Directions. Extend the sermon on Mary anointing Jesus' feet at Bethany, picking up right after its last sentence.

-- Begin Document text --

Not surprisingly, Mary’s actions scandalize those present. Judas sees this extravagance as a huge waste of money and he protests, “Why wasn’t this perfume sold and the money given to the poor?” Mmm. Good question. Really good question. I think I might have asked the same thing. What a waste. A year’s wages … to pour on someone’s feet? Think about the good that could have been done with that money – the suffering that could have been relieved, the under-resourced people who could have been helped. I bet when you came to church this morning you didn’t think you would end up agreeing with Judas! But, he has an excellent point. And Jesus’ response seems pretty shocking and annoyingly cryptic. He says, “Leave her alone. It was intended that she should save this perfume for my burial.”
There’s something weird going on here. The disciples are enjoying a pleasant evening, having dinner with their friends in Bethany, and out of the blue Jesus brings up the topic of death – his death. What’s happening – what is it that Jesus knew, and Mary, in her beautiful intuitive spirit knew, but everyone else, including us, failed to spot? Are you ready to hear it? The shadow of death hangs over this house.
This event takes place within the shadow of Jerusalem. It’s just two miles from the city. Stand on the roof and you can see it clearly. Peer very hard and you can make out the Temple shimmering through the heat haze. I dare say, with the wind in the right direction, you can hear the sound of nails being hammered into wood. And get this – it’s six days before Passover. Two miles from Jerusalem, six days before Passover. Did you just feel something run down your spine? Because we know what happens six days later, don’t we? We have seen the end of this movie and we know what awaits Jesus at the end of that two mile journey – that half-hour parade – on a donkey, past waving palm branches, over strewn coats, and on into the seat of power and religiosity, the place where corrupt religious leaders would do away with a man who threatens to derail their gravy train, and where brutal secular rulers would tolerate no hint of opposition to Caesar.
It’s the day before Palm Sunday. It’s as if Jesus is saying, “Friends, we’re going to Jerusalem. We have had a miraculous three years. We have laughed together, cried together. We’ve felt the sting of hostile words, seen the ugliness of hate, tasted the bitter herbs of rejection. We’ve lifted each other, carried each other, borne the pains of each other. There were times we thought we could not go on, so tired were we, so wounded, so battle-scarred. But we have seen faith reborn, hope ignited, hungry people eat, mournful people dance, the marginalized included, the forgotten remembered, the lonely loved, the dying healed, and the dead raised. We have had three years of hell, but three years of heaven – breaking out wherever we were received, blooming wherever people of goodness dwelt. It’s getting late. There’s somewhere we have to be. There’s a place I have to go. Wake up and smell the nard. Tomorrow we’re entering the city. Crowds will go wild, they’ll wave palms and put their coats on the ground, but don’t be fooled. The poor? Sadly, they’ll still be here next week, and the week after, and for ever. But we need to mark this last time together before I die. Next week, then we will think about the poor, then we will change the world because the world will have changed.”

-- End Document text --
-- Begin Dataset extract --

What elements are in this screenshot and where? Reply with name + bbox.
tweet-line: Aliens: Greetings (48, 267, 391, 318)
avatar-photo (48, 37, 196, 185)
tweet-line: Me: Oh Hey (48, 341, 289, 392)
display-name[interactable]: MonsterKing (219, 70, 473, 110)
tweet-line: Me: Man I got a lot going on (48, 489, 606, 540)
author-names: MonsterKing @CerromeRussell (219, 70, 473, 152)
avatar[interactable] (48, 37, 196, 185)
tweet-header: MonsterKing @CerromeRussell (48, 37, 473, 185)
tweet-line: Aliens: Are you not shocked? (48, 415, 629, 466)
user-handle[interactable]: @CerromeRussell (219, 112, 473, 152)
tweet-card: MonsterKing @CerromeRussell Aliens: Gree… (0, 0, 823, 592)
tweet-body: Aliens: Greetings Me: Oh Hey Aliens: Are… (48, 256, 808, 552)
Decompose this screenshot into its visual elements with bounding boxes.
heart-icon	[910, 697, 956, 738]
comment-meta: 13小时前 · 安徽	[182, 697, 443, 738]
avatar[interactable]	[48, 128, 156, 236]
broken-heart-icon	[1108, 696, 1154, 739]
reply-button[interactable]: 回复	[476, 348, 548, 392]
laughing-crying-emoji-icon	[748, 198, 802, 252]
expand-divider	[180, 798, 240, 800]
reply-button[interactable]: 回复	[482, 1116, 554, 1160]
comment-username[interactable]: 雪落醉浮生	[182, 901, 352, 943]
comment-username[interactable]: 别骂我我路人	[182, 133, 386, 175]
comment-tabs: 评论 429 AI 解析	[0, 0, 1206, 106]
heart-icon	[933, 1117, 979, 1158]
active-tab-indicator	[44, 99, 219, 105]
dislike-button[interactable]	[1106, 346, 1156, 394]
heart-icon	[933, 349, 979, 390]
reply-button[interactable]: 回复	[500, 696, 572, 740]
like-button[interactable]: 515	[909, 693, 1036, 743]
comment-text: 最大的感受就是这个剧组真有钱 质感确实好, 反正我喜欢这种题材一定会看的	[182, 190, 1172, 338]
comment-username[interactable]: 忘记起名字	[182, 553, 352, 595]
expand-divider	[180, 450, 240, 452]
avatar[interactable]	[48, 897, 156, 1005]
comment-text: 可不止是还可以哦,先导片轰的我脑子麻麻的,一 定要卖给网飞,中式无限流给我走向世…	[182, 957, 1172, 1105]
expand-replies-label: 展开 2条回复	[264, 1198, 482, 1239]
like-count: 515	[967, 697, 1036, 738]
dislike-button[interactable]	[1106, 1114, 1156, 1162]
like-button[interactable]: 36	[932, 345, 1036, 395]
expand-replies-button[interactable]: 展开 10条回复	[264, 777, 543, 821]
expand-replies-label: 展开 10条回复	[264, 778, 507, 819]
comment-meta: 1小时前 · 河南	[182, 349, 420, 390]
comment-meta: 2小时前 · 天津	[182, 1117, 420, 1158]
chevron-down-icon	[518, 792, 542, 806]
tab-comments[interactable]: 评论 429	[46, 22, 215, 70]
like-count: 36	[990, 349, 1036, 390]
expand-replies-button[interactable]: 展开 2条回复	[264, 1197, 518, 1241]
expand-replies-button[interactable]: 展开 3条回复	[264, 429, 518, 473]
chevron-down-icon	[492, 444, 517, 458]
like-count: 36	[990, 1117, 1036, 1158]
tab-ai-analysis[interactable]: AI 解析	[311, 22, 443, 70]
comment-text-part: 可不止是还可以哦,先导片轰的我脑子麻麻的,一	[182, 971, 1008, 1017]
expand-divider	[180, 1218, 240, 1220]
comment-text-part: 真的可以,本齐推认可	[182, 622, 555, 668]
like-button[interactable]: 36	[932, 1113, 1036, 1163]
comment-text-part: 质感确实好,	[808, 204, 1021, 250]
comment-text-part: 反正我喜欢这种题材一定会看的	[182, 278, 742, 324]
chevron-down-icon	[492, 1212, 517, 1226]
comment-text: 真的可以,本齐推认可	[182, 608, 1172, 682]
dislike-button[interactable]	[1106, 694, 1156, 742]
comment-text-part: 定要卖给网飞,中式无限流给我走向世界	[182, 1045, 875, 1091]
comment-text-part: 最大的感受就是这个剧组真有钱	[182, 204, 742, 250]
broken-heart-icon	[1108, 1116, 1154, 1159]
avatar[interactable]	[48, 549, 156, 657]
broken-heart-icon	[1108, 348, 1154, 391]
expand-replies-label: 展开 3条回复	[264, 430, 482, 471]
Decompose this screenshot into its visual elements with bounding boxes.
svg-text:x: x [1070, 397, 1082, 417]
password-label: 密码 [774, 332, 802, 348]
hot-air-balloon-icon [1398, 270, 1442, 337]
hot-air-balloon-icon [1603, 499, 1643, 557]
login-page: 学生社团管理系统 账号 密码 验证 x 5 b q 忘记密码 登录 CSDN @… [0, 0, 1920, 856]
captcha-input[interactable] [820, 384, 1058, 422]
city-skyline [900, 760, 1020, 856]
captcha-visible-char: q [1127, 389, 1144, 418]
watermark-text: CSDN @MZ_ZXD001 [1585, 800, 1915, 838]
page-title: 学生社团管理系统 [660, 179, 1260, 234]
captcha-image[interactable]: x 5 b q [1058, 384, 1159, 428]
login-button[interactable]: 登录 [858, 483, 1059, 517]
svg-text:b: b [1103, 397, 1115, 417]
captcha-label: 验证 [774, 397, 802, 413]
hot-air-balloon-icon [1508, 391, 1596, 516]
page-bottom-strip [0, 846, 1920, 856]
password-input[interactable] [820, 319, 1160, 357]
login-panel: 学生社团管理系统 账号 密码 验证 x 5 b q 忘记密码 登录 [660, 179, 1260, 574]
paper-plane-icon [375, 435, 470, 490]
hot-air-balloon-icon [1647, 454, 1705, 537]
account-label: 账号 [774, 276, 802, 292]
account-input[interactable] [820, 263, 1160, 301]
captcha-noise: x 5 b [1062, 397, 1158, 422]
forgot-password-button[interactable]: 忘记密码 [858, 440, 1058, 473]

-- End Dataset extract --

Exercise response.
Do you remember Easter morning? Mary Magdalene goes to Jesus’ tomb to anoint his corpse with spices. Remember that? That was why she went to the tomb early that Sunday morning. And on the way she meets the Risen Christ? You see, tradition demanded that dead bodies were to be anointed before burial. But, she had not been able to do it on the Friday afternoon because by the time Jesus had died and his body was taken down from the cross, the sun was setting, Sabbath was about to start, and the law prevented people from touching dead bodies on the Sabbath. So, the body of Jesus is quickly buried as the sun goes down, without receiving that anointing with perfume. So, Mary Magdalene hurries to the tomb at first light, the day after the Sabbath, to do what she didn’t have time to do on the Friday afternoon. And when she gets there she can’t even do it then, because there is no body. Jesus has risen.
So, the corpse of Jesus never did get that anointing – ever. Instead, it happens now at the home of Mary, Martha, and Lazarus, a week early. Mary prepares Jesus for his burial, a week before he dies. The air is thick with nard, but the impending death of Christ also permeates the house.
But the nard was just the tip of the ‘iceberg of shock’. Mary is our sister and our role model. Let’s count the sacred cows she slaughters:
1 She wastes a year’s wages on anointing Jesus feet.
2 She does it herself. Washing the feet of guests was a custom, but it was one performed by the lowest household servant. Here’s Mary, the lady of the house, stooping with the kind of humility that surely embarrasses everyone present.
3 She touches Jesus, casting another social convention to the ground. A woman never touched a man except her husband and children – and then only in private.
4 And finally, Mary wipes Jesus’ feet with her hair. Now, in order to do that, of course, she has to have her head uncovered, and in that time and place a respectable woman would never appear to people outside her family with her head uncovered.
The true cost to Mary is not just a year’s wages. It includes her reputation and her dignity. We are in the presence of greatness this morning – not only Jesus, but this woman who risks misunderstanding, disapproval, and judgment. Judas voices it, the others merely think it.
In these final two weeks of Lent Mary breaks open a perfume jar, and breaks open my hard heart. She kneels before Jesus to pour her ointment, and she kneels before me and begs me to worship with the same uninhibited, sacrificial service. She touches those divine feet and calls me to touch people in my life who need compassionate connection. She literally lets her hair down and challenges me to abandon myself in the worship and service of God.
This is a magnitude of devotion that I struggle to understand. I can’t get my arms around it – or my head. Imperial Majesty, it seems, is not just a fancy perfume. It sums up Mary’s vision of Jesus.
It’s getting late. Our journey to Jerusalem is nearing its end. There’s a donkey outside. Let the sounds of the city linger in your ears, let the smell of the nard awaken your senses. May we abandon our reservations, lay down our misgivings, rise and go with Christ.